EXERCISE — Reproduce the data below in full and exclude every picture.
* Start *
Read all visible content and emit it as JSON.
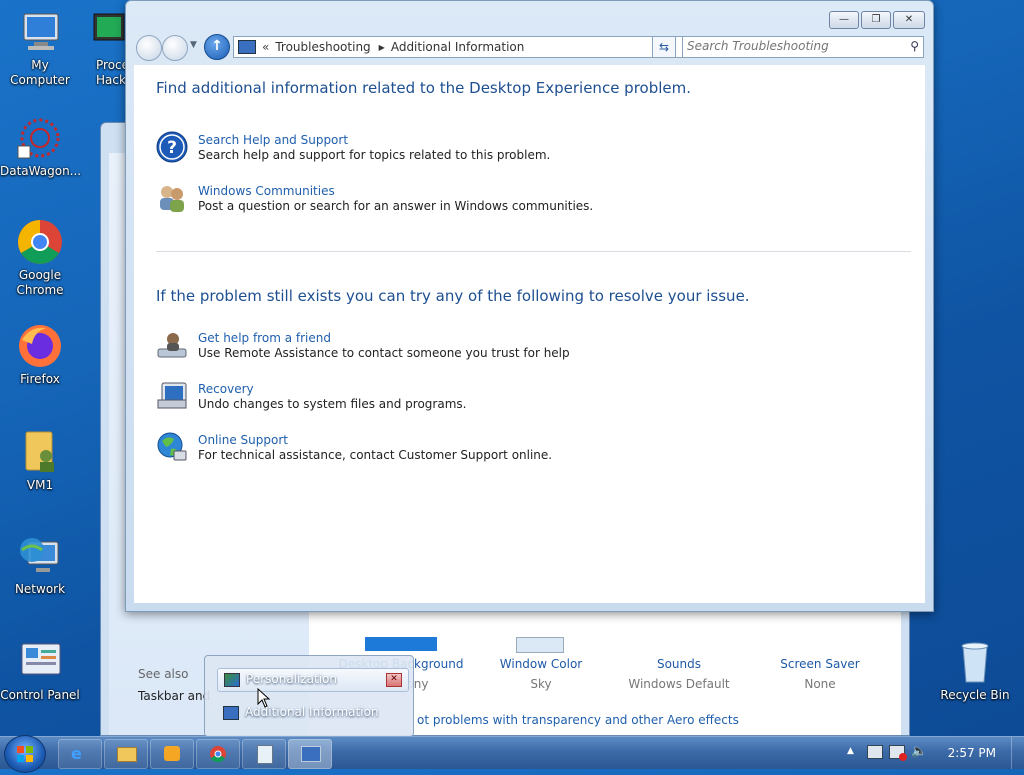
{
  "desktop": {
    "icons": [
      {
        "label": "My Computer"
      },
      {
        "label": "Proce\nHacke"
      },
      {
        "label": "DataWagon..."
      },
      {
        "label": "Google\nChrome"
      },
      {
        "label": "Firefox"
      },
      {
        "label": "VM1"
      },
      {
        "label": "Network"
      },
      {
        "label": "Control Panel"
      },
      {
        "label": "Recycle Bin"
      }
    ]
  },
  "background_window": {
    "items": [
      {
        "title": "Desktop Background",
        "subtitle": "Harmony"
      },
      {
        "title": "Window Color",
        "subtitle": "Sky"
      },
      {
        "title": "Sounds",
        "subtitle": "Windows Default"
      },
      {
        "title": "Screen Saver",
        "subtitle": "None"
      }
    ],
    "see_also": "See also",
    "taskbar_link": "Taskbar and",
    "aero_link": "ot problems with transparency and other Aero effects"
  },
  "window": {
    "breadcrumb_chevron": "«",
    "breadcrumb": [
      "Troubleshooting",
      "Additional Information"
    ],
    "search_placeholder": "Search Troubleshooting",
    "heading1": "Find additional information related to the Desktop Experience problem.",
    "heading2": "If the problem still exists you can try any of the following to resolve your issue.",
    "tasks1": [
      {
        "title": "Search Help and Support",
        "desc": "Search help and support for topics related to this problem.",
        "icon": "help-icon"
      },
      {
        "title": "Windows Communities",
        "desc": "Post a question or search for an answer in Windows communities.",
        "icon": "people-icon"
      }
    ],
    "tasks2": [
      {
        "title": "Get help from a friend",
        "desc": "Use Remote Assistance to contact someone you trust for help",
        "icon": "remote-assistance-icon"
      },
      {
        "title": "Recovery",
        "desc": "Undo changes to system files and programs.",
        "icon": "recovery-icon"
      },
      {
        "title": "Online Support",
        "desc": "For technical assistance, contact Customer Support online.",
        "icon": "globe-icon"
      }
    ]
  },
  "popup": {
    "items": [
      "Personalization",
      "Additional Information"
    ]
  },
  "taskbar": {
    "clock": "2:57 PM"
  }
}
* End *
RESULT OF THE EXERCISE —
Read all visible content and emit it as JSON.
{
  "desktop": {
    "icons": [
      {
        "label": "My Computer"
      },
      {
        "label": "Proce\nHacke"
      },
      {
        "label": "DataWagon..."
      },
      {
        "label": "Google\nChrome"
      },
      {
        "label": "Firefox"
      },
      {
        "label": "VM1"
      },
      {
        "label": "Network"
      },
      {
        "label": "Control Panel"
      },
      {
        "label": "Recycle Bin"
      }
    ]
  },
  "background_window": {
    "items": [
      {
        "title": "Desktop Background",
        "subtitle": "Harmony"
      },
      {
        "title": "Window Color",
        "subtitle": "Sky"
      },
      {
        "title": "Sounds",
        "subtitle": "Windows Default"
      },
      {
        "title": "Screen Saver",
        "subtitle": "None"
      }
    ],
    "see_also": "See also",
    "taskbar_link": "Taskbar and",
    "aero_link": "ot problems with transparency and other Aero effects"
  },
  "window": {
    "breadcrumb_chevron": "«",
    "breadcrumb": [
      "Troubleshooting",
      "Additional Information"
    ],
    "search_placeholder": "Search Troubleshooting",
    "heading1": "Find additional information related to the Desktop Experience problem.",
    "heading2": "If the problem still exists you can try any of the following to resolve your issue.",
    "tasks1": [
      {
        "title": "Search Help and Support",
        "desc": "Search help and support for topics related to this problem.",
        "icon": "help-icon"
      },
      {
        "title": "Windows Communities",
        "desc": "Post a question or search for an answer in Windows communities.",
        "icon": "people-icon"
      }
    ],
    "tasks2": [
      {
        "title": "Get help from a friend",
        "desc": "Use Remote Assistance to contact someone you trust for help",
        "icon": "remote-assistance-icon"
      },
      {
        "title": "Recovery",
        "desc": "Undo changes to system files and programs.",
        "icon": "recovery-icon"
      },
      {
        "title": "Online Support",
        "desc": "For technical assistance, contact Customer Support online.",
        "icon": "globe-icon"
      }
    ]
  },
  "popup": {
    "items": [
      "Personalization",
      "Additional Information"
    ]
  },
  "taskbar": {
    "clock": "2:57 PM"
  }
}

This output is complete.